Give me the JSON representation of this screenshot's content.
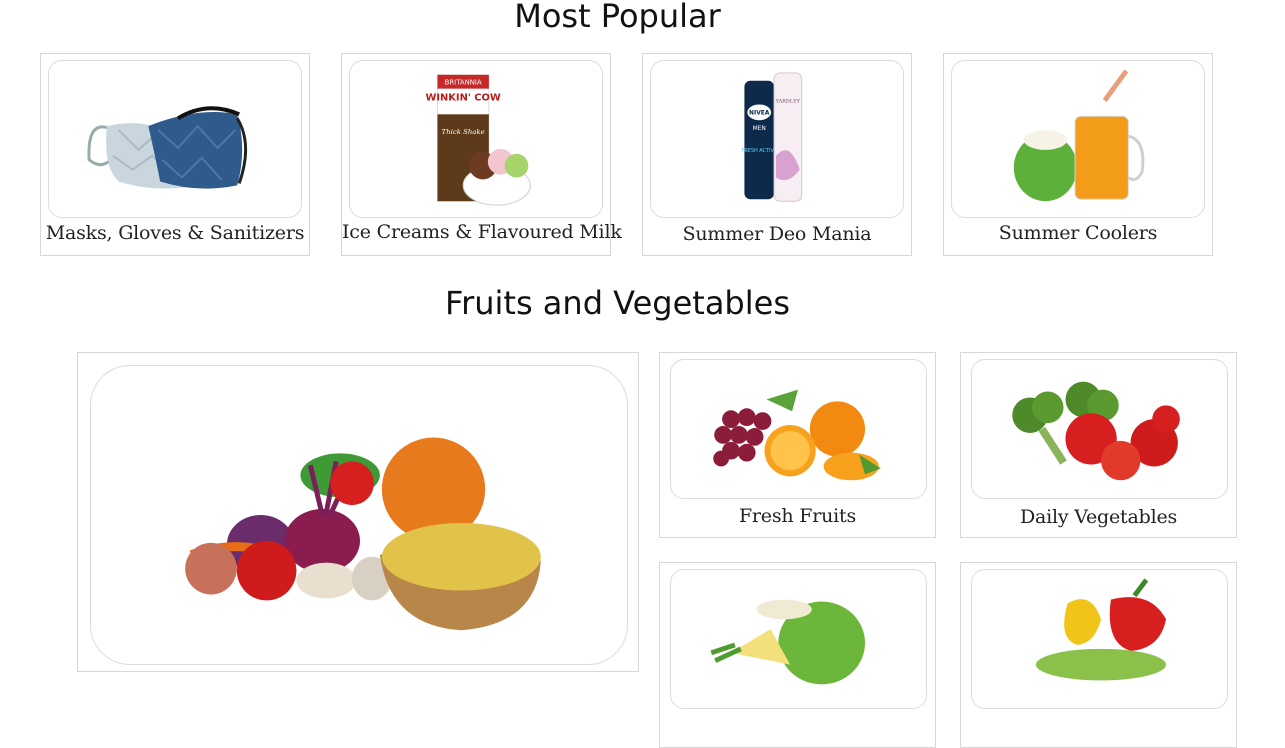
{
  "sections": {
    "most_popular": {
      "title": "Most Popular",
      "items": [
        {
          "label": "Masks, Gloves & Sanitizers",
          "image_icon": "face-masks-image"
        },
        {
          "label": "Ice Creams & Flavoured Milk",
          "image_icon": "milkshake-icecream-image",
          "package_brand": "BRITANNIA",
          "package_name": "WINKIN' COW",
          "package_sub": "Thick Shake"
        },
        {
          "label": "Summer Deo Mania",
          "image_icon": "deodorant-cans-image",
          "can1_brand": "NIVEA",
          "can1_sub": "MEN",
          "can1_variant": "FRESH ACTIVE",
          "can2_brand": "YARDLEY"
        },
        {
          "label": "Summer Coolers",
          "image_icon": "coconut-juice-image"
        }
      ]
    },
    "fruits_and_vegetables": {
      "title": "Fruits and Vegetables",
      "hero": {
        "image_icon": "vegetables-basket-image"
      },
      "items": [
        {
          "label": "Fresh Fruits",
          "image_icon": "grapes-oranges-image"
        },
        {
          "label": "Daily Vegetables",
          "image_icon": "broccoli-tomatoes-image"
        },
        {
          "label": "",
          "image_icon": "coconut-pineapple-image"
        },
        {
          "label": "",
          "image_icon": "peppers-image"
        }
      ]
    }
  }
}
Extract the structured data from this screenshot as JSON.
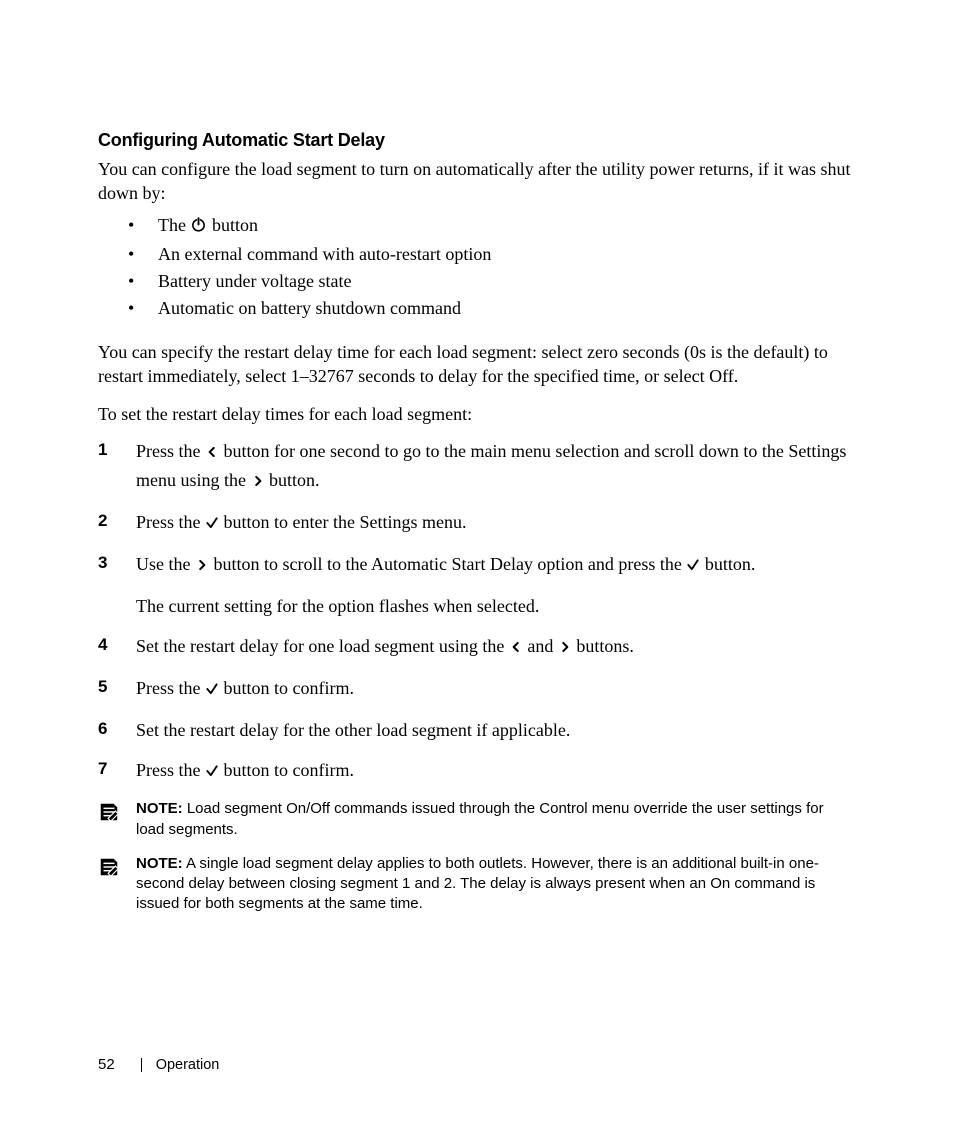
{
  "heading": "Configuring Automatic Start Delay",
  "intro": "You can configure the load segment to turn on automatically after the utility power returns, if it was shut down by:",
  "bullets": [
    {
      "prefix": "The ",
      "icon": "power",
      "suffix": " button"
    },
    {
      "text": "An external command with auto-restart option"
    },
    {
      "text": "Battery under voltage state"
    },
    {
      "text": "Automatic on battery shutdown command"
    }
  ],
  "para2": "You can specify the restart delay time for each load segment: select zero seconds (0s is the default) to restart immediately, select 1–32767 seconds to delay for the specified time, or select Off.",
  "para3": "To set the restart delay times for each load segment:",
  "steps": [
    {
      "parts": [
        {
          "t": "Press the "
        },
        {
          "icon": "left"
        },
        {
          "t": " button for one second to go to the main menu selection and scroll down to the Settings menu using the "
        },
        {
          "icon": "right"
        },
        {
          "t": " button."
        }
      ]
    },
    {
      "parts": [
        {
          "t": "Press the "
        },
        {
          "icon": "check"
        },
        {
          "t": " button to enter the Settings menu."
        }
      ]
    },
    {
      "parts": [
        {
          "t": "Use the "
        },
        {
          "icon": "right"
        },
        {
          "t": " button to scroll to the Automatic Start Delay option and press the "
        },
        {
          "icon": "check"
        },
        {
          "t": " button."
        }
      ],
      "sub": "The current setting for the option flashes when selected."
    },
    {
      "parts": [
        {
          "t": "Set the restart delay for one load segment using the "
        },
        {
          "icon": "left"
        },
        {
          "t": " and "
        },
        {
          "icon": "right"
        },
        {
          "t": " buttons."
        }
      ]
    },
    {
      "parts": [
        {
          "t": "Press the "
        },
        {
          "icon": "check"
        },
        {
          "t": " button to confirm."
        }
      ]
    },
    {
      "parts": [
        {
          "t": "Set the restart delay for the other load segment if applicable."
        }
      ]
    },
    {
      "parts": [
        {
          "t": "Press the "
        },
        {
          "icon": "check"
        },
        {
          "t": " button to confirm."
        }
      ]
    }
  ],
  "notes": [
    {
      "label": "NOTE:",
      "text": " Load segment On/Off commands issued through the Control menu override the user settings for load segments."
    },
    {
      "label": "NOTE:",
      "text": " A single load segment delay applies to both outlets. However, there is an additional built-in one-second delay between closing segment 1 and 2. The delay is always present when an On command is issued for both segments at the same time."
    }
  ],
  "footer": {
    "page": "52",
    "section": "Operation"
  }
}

+--

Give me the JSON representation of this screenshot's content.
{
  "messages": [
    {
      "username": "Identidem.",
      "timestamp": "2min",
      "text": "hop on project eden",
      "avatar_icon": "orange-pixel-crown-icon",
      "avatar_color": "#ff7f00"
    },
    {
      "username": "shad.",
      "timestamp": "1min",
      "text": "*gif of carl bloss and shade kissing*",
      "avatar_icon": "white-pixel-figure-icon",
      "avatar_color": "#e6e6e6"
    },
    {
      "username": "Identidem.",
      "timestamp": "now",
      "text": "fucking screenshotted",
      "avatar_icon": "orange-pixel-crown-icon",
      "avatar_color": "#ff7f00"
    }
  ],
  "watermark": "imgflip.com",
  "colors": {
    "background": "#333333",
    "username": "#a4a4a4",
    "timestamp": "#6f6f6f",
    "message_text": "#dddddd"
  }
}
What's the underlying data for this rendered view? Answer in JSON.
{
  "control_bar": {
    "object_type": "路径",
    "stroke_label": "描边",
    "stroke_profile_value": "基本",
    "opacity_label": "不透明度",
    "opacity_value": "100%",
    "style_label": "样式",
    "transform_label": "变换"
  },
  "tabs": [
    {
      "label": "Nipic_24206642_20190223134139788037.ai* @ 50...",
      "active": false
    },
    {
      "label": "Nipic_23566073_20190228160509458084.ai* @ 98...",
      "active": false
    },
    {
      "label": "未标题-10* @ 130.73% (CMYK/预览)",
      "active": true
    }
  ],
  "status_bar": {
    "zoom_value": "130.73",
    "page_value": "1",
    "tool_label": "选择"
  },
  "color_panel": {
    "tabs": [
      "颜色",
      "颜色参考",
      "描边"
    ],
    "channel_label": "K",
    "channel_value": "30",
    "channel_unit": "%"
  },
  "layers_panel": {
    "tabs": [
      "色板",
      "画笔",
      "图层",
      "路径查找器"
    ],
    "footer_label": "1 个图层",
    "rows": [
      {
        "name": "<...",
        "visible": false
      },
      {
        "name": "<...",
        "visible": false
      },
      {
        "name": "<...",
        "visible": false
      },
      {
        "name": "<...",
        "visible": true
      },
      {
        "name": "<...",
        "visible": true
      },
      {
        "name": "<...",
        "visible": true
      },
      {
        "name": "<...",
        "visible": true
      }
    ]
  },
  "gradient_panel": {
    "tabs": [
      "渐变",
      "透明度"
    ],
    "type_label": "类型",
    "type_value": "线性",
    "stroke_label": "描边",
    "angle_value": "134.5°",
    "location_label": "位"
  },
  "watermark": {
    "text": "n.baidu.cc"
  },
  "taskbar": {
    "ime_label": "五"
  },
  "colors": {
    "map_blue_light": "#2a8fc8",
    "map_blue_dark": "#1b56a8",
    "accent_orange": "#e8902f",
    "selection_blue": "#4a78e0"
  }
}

+--

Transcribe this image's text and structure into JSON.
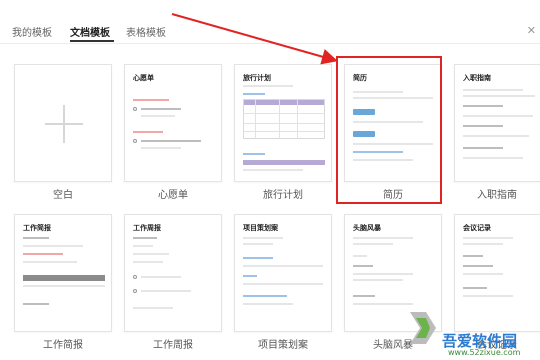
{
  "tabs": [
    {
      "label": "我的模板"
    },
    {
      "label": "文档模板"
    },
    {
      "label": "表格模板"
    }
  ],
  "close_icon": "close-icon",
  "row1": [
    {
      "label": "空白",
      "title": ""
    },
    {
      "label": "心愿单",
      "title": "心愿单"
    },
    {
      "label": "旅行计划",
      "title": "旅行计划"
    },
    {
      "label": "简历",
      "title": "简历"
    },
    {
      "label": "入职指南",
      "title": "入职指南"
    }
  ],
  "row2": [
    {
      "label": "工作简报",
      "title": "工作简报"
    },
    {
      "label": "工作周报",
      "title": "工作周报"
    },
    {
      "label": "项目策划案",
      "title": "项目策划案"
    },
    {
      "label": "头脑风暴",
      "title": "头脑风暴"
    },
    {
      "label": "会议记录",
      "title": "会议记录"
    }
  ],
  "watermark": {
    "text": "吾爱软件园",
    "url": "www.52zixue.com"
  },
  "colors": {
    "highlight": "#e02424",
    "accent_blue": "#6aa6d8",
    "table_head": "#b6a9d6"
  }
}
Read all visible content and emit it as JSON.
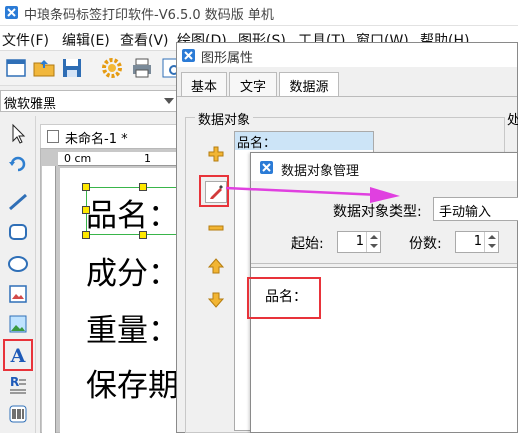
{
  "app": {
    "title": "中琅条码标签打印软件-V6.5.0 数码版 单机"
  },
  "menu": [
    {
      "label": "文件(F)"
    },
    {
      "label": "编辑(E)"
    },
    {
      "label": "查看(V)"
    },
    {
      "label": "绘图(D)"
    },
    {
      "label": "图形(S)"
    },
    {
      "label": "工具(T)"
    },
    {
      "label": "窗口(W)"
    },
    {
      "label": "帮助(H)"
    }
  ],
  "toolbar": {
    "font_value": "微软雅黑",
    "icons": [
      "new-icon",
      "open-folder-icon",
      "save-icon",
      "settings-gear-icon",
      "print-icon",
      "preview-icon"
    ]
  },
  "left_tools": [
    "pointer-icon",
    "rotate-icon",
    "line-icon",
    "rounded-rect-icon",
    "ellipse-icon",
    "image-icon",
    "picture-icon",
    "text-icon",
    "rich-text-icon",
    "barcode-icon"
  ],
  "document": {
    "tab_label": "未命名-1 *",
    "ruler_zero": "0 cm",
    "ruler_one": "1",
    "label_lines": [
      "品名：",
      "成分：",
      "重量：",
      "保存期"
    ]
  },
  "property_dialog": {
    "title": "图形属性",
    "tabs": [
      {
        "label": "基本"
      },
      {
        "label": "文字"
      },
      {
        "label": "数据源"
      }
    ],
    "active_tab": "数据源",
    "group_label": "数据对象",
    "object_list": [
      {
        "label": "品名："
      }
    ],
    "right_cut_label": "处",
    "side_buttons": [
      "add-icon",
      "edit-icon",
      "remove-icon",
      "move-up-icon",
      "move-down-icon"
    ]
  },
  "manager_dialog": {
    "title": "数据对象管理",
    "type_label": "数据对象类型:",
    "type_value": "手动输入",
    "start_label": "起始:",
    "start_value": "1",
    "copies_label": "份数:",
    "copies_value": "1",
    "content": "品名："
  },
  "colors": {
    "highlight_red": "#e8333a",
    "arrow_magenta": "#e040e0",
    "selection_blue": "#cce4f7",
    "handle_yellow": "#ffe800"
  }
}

+--

GOAL => Give the count of lines that hold the word "menu", with nothing added.

RESULT BELOW => 4